▼

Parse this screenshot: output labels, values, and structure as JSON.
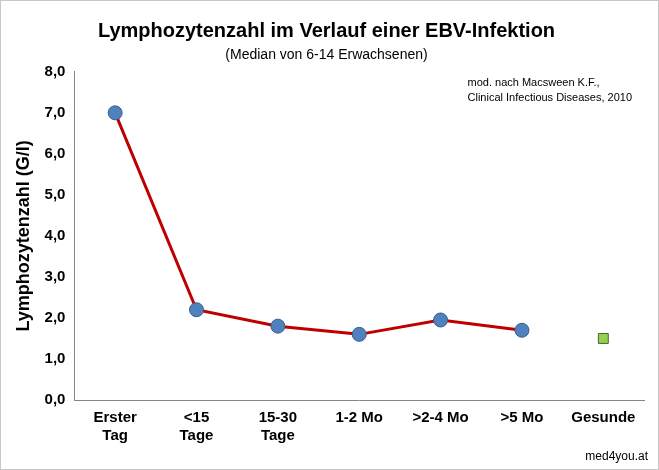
{
  "chart_data": {
    "type": "line",
    "title": "Lymphozytenzahl im Verlauf einer EBV-Infektion",
    "subtitle": "(Median von 6-14 Erwachsenen)",
    "annotation": [
      "mod. nach Macsween K.F.,",
      "Clinical Infectious Diseases, 2010"
    ],
    "source": "med4you.at",
    "y_label": "Lymphozytenzahl (G/l)",
    "categories": [
      [
        "Erster",
        "Tag"
      ],
      [
        "<15",
        "Tage"
      ],
      [
        "15-30",
        "Tage"
      ],
      "1-2 Mo",
      ">2-4 Mo",
      ">5 Mo",
      "Gesunde"
    ],
    "ylim": [
      0,
      8
    ],
    "yticks": [
      {
        "value": 0,
        "label": "0,0"
      },
      {
        "value": 1,
        "label": "1,0"
      },
      {
        "value": 2,
        "label": "2,0"
      },
      {
        "value": 3,
        "label": "3,0"
      },
      {
        "value": 4,
        "label": "4,0"
      },
      {
        "value": 5,
        "label": "5,0"
      },
      {
        "value": 6,
        "label": "6,0"
      },
      {
        "value": 7,
        "label": "7,0"
      },
      {
        "value": 8,
        "label": "8,0"
      }
    ],
    "grid": false,
    "series": [
      {
        "type": "line",
        "color": "#c00000",
        "marker": "circle",
        "line_style": "solid",
        "values": [
          7.0,
          2.2,
          1.8,
          1.6,
          1.95,
          1.7,
          null
        ]
      },
      {
        "type": "line",
        "color": "#92d050",
        "marker": "square",
        "line_style": "none",
        "values": [
          null,
          null,
          null,
          null,
          null,
          null,
          1.5
        ]
      }
    ]
  }
}
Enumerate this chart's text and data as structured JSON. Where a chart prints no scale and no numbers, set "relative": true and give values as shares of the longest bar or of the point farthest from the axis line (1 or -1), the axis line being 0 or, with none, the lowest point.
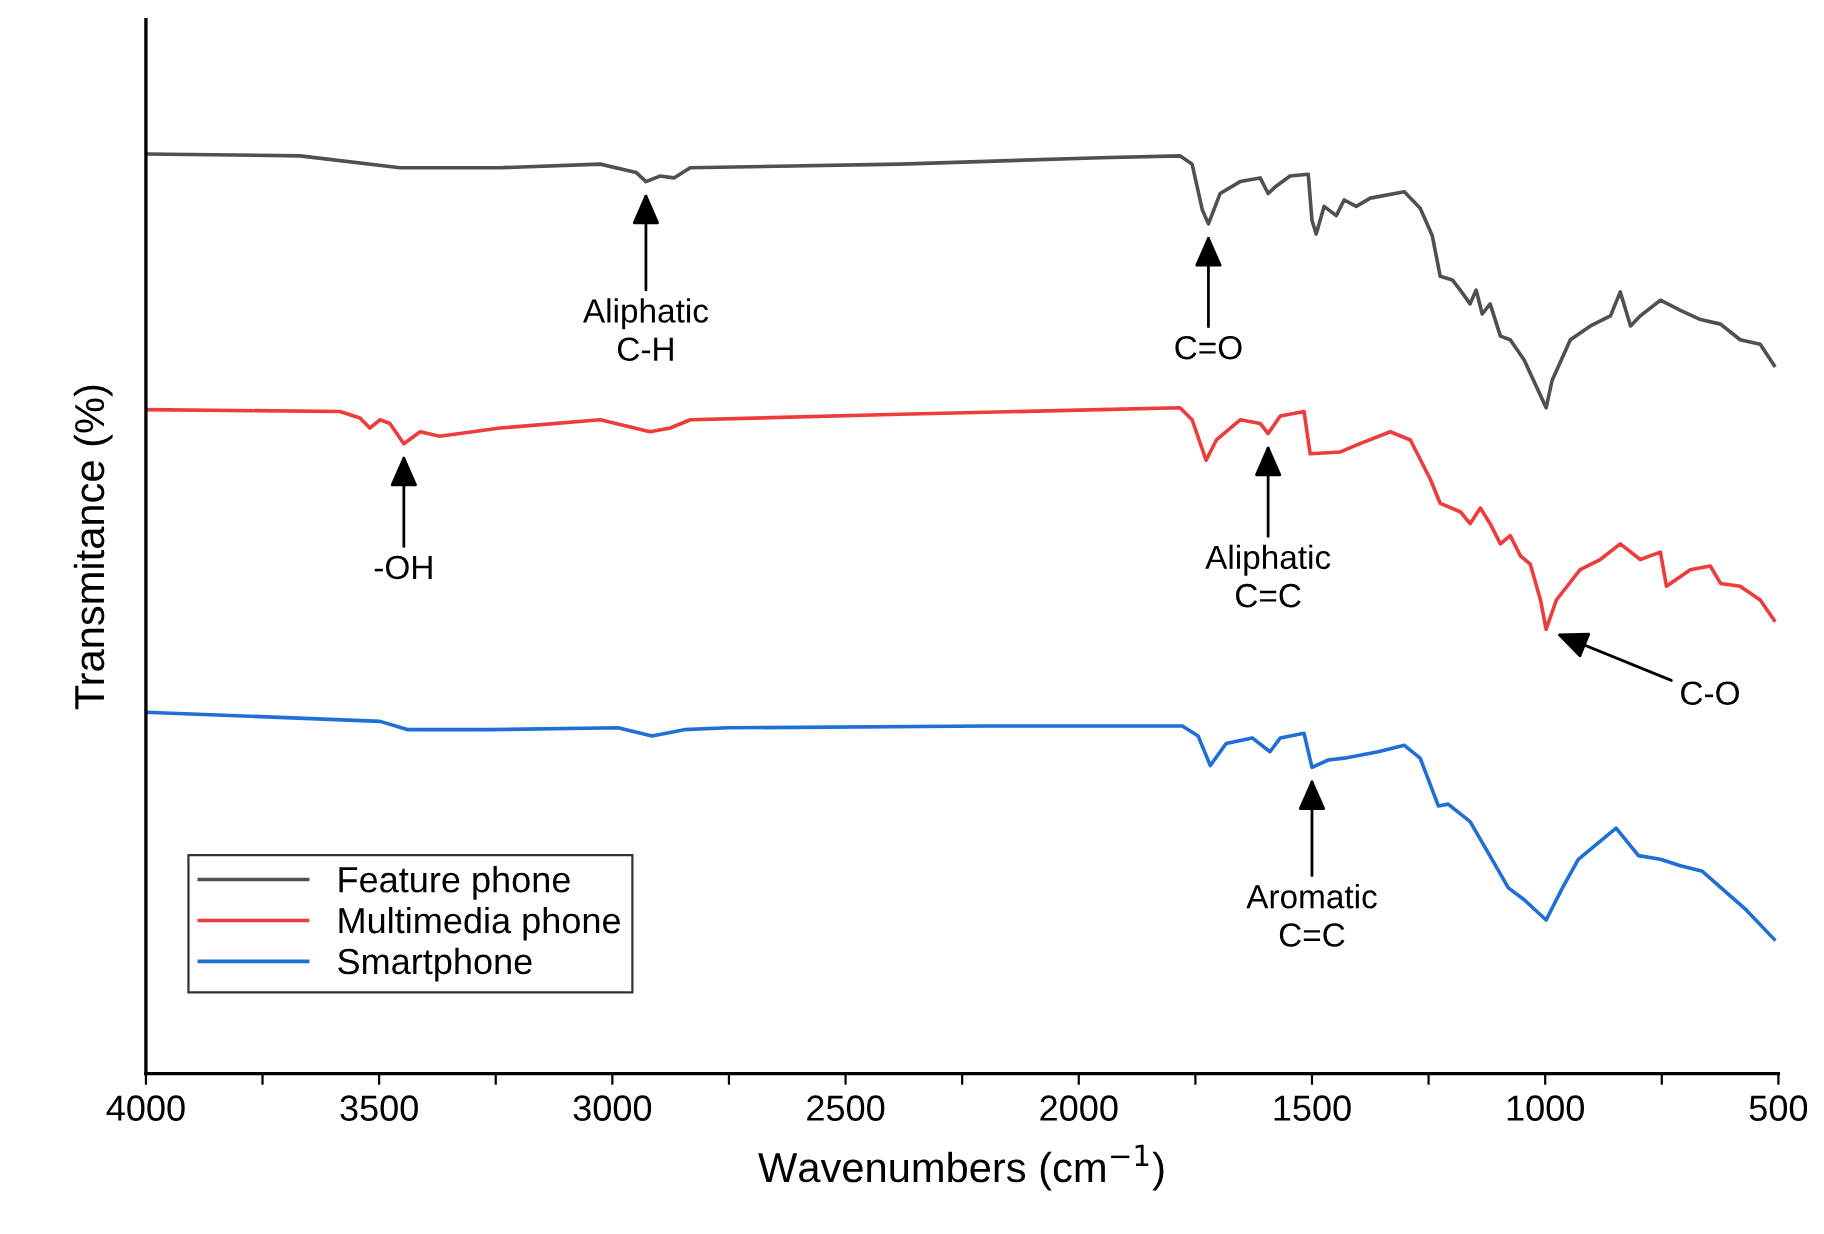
{
  "chart_data": {
    "type": "line",
    "relative": true,
    "xlabel": "Wavenumbers (cm$^{−1}$)",
    "ylabel": "Transmitance (%)",
    "xlim": [
      4000,
      500
    ],
    "xticks": [
      4000,
      {
        "value": 3750,
        "label": null
      },
      3500,
      {
        "value": 3250,
        "label": null
      },
      3000,
      {
        "value": 2750,
        "label": null
      },
      2500,
      {
        "value": 2250,
        "label": null
      },
      2000,
      {
        "value": 1750,
        "label": null
      },
      1500,
      {
        "value": 1250,
        "label": null
      },
      1000,
      {
        "value": 750,
        "label": null
      },
      500
    ],
    "tick_labels": "x",
    "grid": false,
    "legend": "bottom left",
    "marker": "none",
    "line_style": "solid",
    "series": [
      {
        "name": "Feature phone",
        "color": "#505050",
        "x": [
          4000,
          3670,
          3455,
          3241,
          3026,
          2949,
          2928,
          2898,
          2868,
          2833,
          2383,
          1954,
          1783,
          1757,
          1735,
          1722,
          1697,
          1654,
          1611,
          1594,
          1577,
          1547,
          1508,
          1500,
          1491,
          1474,
          1448,
          1431,
          1405,
          1375,
          1302,
          1268,
          1242,
          1225,
          1199,
          1182,
          1161,
          1148,
          1135,
          1118,
          1096,
          1075,
          1045,
          998,
          985,
          946,
          903,
          860,
          839,
          817,
          796,
          753,
          710,
          667,
          624,
          582,
          539,
          509
        ],
        "values": [
          1.0,
          0.998,
          0.985,
          0.985,
          0.989,
          0.98,
          0.97,
          0.976,
          0.974,
          0.985,
          0.989,
          0.996,
          0.998,
          0.989,
          0.939,
          0.924,
          0.957,
          0.97,
          0.974,
          0.957,
          0.965,
          0.976,
          0.978,
          0.928,
          0.913,
          0.943,
          0.933,
          0.95,
          0.943,
          0.952,
          0.959,
          0.941,
          0.911,
          0.867,
          0.863,
          0.852,
          0.837,
          0.852,
          0.826,
          0.837,
          0.802,
          0.798,
          0.776,
          0.724,
          0.754,
          0.798,
          0.813,
          0.824,
          0.85,
          0.813,
          0.824,
          0.841,
          0.83,
          0.82,
          0.815,
          0.798,
          0.793,
          0.77
        ]
      },
      {
        "name": "Multimedia phone",
        "color": "#ee3b3b",
        "x": [
          4000,
          3584,
          3541,
          3520,
          3498,
          3477,
          3447,
          3412,
          3370,
          3241,
          3026,
          2919,
          2876,
          2833,
          2383,
          1954,
          1783,
          1757,
          1727,
          1705,
          1654,
          1611,
          1594,
          1568,
          1517,
          1504,
          1439,
          1397,
          1332,
          1289,
          1246,
          1225,
          1182,
          1161,
          1139,
          1118,
          1096,
          1075,
          1053,
          1032,
          1010,
          998,
          976,
          925,
          882,
          839,
          796,
          753,
          740,
          689,
          646,
          624,
          582,
          539,
          509
        ],
        "values": [
          0.722,
          0.72,
          0.713,
          0.702,
          0.711,
          0.707,
          0.685,
          0.698,
          0.693,
          0.702,
          0.711,
          0.698,
          0.702,
          0.711,
          0.717,
          0.722,
          0.724,
          0.711,
          0.667,
          0.689,
          0.711,
          0.707,
          0.696,
          0.715,
          0.72,
          0.674,
          0.676,
          0.685,
          0.698,
          0.689,
          0.646,
          0.62,
          0.611,
          0.598,
          0.615,
          0.598,
          0.576,
          0.585,
          0.563,
          0.554,
          0.515,
          0.483,
          0.515,
          0.548,
          0.559,
          0.576,
          0.559,
          0.567,
          0.53,
          0.548,
          0.552,
          0.533,
          0.53,
          0.515,
          0.493
        ]
      },
      {
        "name": "Smartphone",
        "color": "#1f6fd6",
        "x": [
          4000,
          3498,
          3438,
          3267,
          2988,
          2915,
          2846,
          2752,
          2194,
          1778,
          1744,
          1718,
          1684,
          1628,
          1590,
          1568,
          1517,
          1500,
          1465,
          1431,
          1358,
          1302,
          1268,
          1229,
          1208,
          1161,
          1114,
          1079,
          1045,
          998,
          963,
          929,
          848,
          800,
          753,
          710,
          663,
          569,
          509
        ],
        "values": [
          0.393,
          0.383,
          0.374,
          0.374,
          0.376,
          0.367,
          0.374,
          0.376,
          0.378,
          0.378,
          0.367,
          0.335,
          0.359,
          0.365,
          0.35,
          0.365,
          0.37,
          0.333,
          0.341,
          0.343,
          0.35,
          0.357,
          0.343,
          0.291,
          0.293,
          0.274,
          0.233,
          0.202,
          0.189,
          0.167,
          0.202,
          0.233,
          0.267,
          0.237,
          0.233,
          0.226,
          0.22,
          0.178,
          0.146
        ]
      }
    ],
    "annotations": [
      {
        "text": "Aliphatic\nC-H",
        "x": 2928,
        "y": 0.97
      },
      {
        "text": "C=O",
        "x": 1722,
        "y": 0.924
      },
      {
        "text": "-OH",
        "x": 3447,
        "y": 0.685
      },
      {
        "text": "Aliphatic\nC=C",
        "x": 1594,
        "y": 0.696
      },
      {
        "text": "C-O",
        "x": 998,
        "y": 0.483
      },
      {
        "text": "Aromatic\nC=C",
        "x": 1500,
        "y": 0.333
      }
    ]
  }
}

▲

Given instruction:
Reproduce the full listing faithfully, but do not carry over any pictures.

Task answer:
Parse this screenshot: output labels, values, and structure as JSON.
{
  "chart_data": {
    "type": "line",
    "title": "Lymphozytenzahl im Verlauf einer EBV-Infektion",
    "subtitle": "(Median von 6-14 Erwachsenen)",
    "annotation": [
      "mod. nach Macsween K.F.,",
      "Clinical Infectious Diseases, 2010"
    ],
    "source": "med4you.at",
    "y_label": "Lymphozytenzahl (G/l)",
    "categories": [
      [
        "Erster",
        "Tag"
      ],
      [
        "<15",
        "Tage"
      ],
      [
        "15-30",
        "Tage"
      ],
      "1-2 Mo",
      ">2-4 Mo",
      ">5 Mo",
      "Gesunde"
    ],
    "ylim": [
      0,
      8
    ],
    "yticks": [
      {
        "value": 0,
        "label": "0,0"
      },
      {
        "value": 1,
        "label": "1,0"
      },
      {
        "value": 2,
        "label": "2,0"
      },
      {
        "value": 3,
        "label": "3,0"
      },
      {
        "value": 4,
        "label": "4,0"
      },
      {
        "value": 5,
        "label": "5,0"
      },
      {
        "value": 6,
        "label": "6,0"
      },
      {
        "value": 7,
        "label": "7,0"
      },
      {
        "value": 8,
        "label": "8,0"
      }
    ],
    "grid": false,
    "series": [
      {
        "type": "line",
        "color": "#c00000",
        "marker": "circle",
        "line_style": "solid",
        "values": [
          7.0,
          2.2,
          1.8,
          1.6,
          1.95,
          1.7,
          null
        ]
      },
      {
        "type": "line",
        "color": "#92d050",
        "marker": "square",
        "line_style": "none",
        "values": [
          null,
          null,
          null,
          null,
          null,
          null,
          1.5
        ]
      }
    ]
  }
}
Enumerate this chart's text and data as structured JSON. Where a chart prints no scale and no numbers, set "relative": true and give values as shares of the longest bar or of the point farthest from the axis line (1 or -1), the axis line being 0 or, with none, the lowest point.
{
  "chart_data": {
    "type": "line",
    "relative": true,
    "xlabel": "Wavenumbers (cm$^{−1}$)",
    "ylabel": "Transmitance (%)",
    "xlim": [
      4000,
      500
    ],
    "xticks": [
      4000,
      {
        "value": 3750,
        "label": null
      },
      3500,
      {
        "value": 3250,
        "label": null
      },
      3000,
      {
        "value": 2750,
        "label": null
      },
      2500,
      {
        "value": 2250,
        "label": null
      },
      2000,
      {
        "value": 1750,
        "label": null
      },
      1500,
      {
        "value": 1250,
        "label": null
      },
      1000,
      {
        "value": 750,
        "label": null
      },
      500
    ],
    "tick_labels": "x",
    "grid": false,
    "legend": "bottom left",
    "marker": "none",
    "line_style": "solid",
    "series": [
      {
        "name": "Feature phone",
        "color": "#505050",
        "x": [
          4000,
          3670,
          3455,
          3241,
          3026,
          2949,
          2928,
          2898,
          2868,
          2833,
          2383,
          1954,
          1783,
          1757,
          1735,
          1722,
          1697,
          1654,
          1611,
          1594,
          1577,
          1547,
          1508,
          1500,
          1491,
          1474,
          1448,
          1431,
          1405,
          1375,
          1302,
          1268,
          1242,
          1225,
          1199,
          1182,
          1161,
          1148,
          1135,
          1118,
          1096,
          1075,
          1045,
          998,
          985,
          946,
          903,
          860,
          839,
          817,
          796,
          753,
          710,
          667,
          624,
          582,
          539,
          509
        ],
        "values": [
          1.0,
          0.998,
          0.985,
          0.985,
          0.989,
          0.98,
          0.97,
          0.976,
          0.974,
          0.985,
          0.989,
          0.996,
          0.998,
          0.989,
          0.939,
          0.924,
          0.957,
          0.97,
          0.974,
          0.957,
          0.965,
          0.976,
          0.978,
          0.928,
          0.913,
          0.943,
          0.933,
          0.95,
          0.943,
          0.952,
          0.959,
          0.941,
          0.911,
          0.867,
          0.863,
          0.852,
          0.837,
          0.852,
          0.826,
          0.837,
          0.802,
          0.798,
          0.776,
          0.724,
          0.754,
          0.798,
          0.813,
          0.824,
          0.85,
          0.813,
          0.824,
          0.841,
          0.83,
          0.82,
          0.815,
          0.798,
          0.793,
          0.77
        ]
      },
      {
        "name": "Multimedia phone",
        "color": "#ee3b3b",
        "x": [
          4000,
          3584,
          3541,
          3520,
          3498,
          3477,
          3447,
          3412,
          3370,
          3241,
          3026,
          2919,
          2876,
          2833,
          2383,
          1954,
          1783,
          1757,
          1727,
          1705,
          1654,
          1611,
          1594,
          1568,
          1517,
          1504,
          1439,
          1397,
          1332,
          1289,
          1246,
          1225,
          1182,
          1161,
          1139,
          1118,
          1096,
          1075,
          1053,
          1032,
          1010,
          998,
          976,
          925,
          882,
          839,
          796,
          753,
          740,
          689,
          646,
          624,
          582,
          539,
          509
        ],
        "values": [
          0.722,
          0.72,
          0.713,
          0.702,
          0.711,
          0.707,
          0.685,
          0.698,
          0.693,
          0.702,
          0.711,
          0.698,
          0.702,
          0.711,
          0.717,
          0.722,
          0.724,
          0.711,
          0.667,
          0.689,
          0.711,
          0.707,
          0.696,
          0.715,
          0.72,
          0.674,
          0.676,
          0.685,
          0.698,
          0.689,
          0.646,
          0.62,
          0.611,
          0.598,
          0.615,
          0.598,
          0.576,
          0.585,
          0.563,
          0.554,
          0.515,
          0.483,
          0.515,
          0.548,
          0.559,
          0.576,
          0.559,
          0.567,
          0.53,
          0.548,
          0.552,
          0.533,
          0.53,
          0.515,
          0.493
        ]
      },
      {
        "name": "Smartphone",
        "color": "#1f6fd6",
        "x": [
          4000,
          3498,
          3438,
          3267,
          2988,
          2915,
          2846,
          2752,
          2194,
          1778,
          1744,
          1718,
          1684,
          1628,
          1590,
          1568,
          1517,
          1500,
          1465,
          1431,
          1358,
          1302,
          1268,
          1229,
          1208,
          1161,
          1114,
          1079,
          1045,
          998,
          963,
          929,
          848,
          800,
          753,
          710,
          663,
          569,
          509
        ],
        "values": [
          0.393,
          0.383,
          0.374,
          0.374,
          0.376,
          0.367,
          0.374,
          0.376,
          0.378,
          0.378,
          0.367,
          0.335,
          0.359,
          0.365,
          0.35,
          0.365,
          0.37,
          0.333,
          0.341,
          0.343,
          0.35,
          0.357,
          0.343,
          0.291,
          0.293,
          0.274,
          0.233,
          0.202,
          0.189,
          0.167,
          0.202,
          0.233,
          0.267,
          0.237,
          0.233,
          0.226,
          0.22,
          0.178,
          0.146
        ]
      }
    ],
    "annotations": [
      {
        "text": "Aliphatic\nC-H",
        "x": 2928,
        "y": 0.97
      },
      {
        "text": "C=O",
        "x": 1722,
        "y": 0.924
      },
      {
        "text": "-OH",
        "x": 3447,
        "y": 0.685
      },
      {
        "text": "Aliphatic\nC=C",
        "x": 1594,
        "y": 0.696
      },
      {
        "text": "C-O",
        "x": 998,
        "y": 0.483
      },
      {
        "text": "Aromatic\nC=C",
        "x": 1500,
        "y": 0.333
      }
    ]
  }
}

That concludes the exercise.